REQUIRED TASK: Output only the count of lines that contain "this".

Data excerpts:
[start]

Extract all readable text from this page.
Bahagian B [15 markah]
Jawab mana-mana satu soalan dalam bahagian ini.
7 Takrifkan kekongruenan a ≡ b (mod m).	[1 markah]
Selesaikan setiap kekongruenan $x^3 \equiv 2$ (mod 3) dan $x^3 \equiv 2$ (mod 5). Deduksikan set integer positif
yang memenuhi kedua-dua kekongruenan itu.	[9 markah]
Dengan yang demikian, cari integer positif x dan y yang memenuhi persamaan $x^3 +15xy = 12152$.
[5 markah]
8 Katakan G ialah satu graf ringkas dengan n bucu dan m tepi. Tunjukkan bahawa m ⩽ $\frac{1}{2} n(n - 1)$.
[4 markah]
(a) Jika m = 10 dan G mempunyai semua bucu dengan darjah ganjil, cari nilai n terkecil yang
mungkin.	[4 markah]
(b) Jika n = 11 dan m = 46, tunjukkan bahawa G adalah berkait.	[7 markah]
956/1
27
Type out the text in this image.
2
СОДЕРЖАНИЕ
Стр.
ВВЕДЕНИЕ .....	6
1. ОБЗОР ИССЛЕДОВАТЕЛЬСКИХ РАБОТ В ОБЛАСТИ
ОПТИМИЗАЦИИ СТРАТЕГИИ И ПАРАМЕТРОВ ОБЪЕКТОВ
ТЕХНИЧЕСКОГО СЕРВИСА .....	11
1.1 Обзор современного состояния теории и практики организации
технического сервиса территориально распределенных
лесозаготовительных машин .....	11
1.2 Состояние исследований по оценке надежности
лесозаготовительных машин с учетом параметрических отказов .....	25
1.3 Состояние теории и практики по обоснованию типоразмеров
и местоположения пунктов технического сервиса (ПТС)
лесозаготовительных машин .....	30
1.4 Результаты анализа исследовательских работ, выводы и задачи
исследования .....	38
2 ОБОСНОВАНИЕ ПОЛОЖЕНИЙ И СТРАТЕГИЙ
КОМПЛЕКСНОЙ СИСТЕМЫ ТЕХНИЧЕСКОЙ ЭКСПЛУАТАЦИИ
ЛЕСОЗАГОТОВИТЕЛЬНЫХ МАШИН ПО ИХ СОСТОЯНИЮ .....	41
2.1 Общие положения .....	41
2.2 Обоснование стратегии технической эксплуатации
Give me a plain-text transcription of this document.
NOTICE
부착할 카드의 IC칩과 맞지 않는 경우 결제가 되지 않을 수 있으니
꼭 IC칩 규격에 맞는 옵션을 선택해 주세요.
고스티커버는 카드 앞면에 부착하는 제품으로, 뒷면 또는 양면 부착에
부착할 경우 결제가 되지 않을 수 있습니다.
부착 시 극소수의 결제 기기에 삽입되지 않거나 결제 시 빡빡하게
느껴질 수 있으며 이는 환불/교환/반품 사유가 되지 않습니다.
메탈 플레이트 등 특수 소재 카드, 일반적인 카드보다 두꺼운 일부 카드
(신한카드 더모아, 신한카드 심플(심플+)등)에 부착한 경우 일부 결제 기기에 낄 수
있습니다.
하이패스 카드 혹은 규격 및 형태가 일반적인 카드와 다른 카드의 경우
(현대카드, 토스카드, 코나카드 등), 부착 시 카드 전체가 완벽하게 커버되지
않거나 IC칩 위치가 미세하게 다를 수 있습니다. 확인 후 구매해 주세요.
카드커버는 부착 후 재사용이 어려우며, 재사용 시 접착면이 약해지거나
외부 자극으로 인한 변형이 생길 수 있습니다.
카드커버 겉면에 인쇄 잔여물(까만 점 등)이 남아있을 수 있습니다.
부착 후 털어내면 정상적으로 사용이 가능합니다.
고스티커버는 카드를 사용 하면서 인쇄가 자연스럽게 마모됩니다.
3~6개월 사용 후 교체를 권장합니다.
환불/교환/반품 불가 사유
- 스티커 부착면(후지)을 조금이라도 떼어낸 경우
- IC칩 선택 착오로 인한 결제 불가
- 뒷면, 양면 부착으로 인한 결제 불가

[end]

WRITTEN REPLY: 3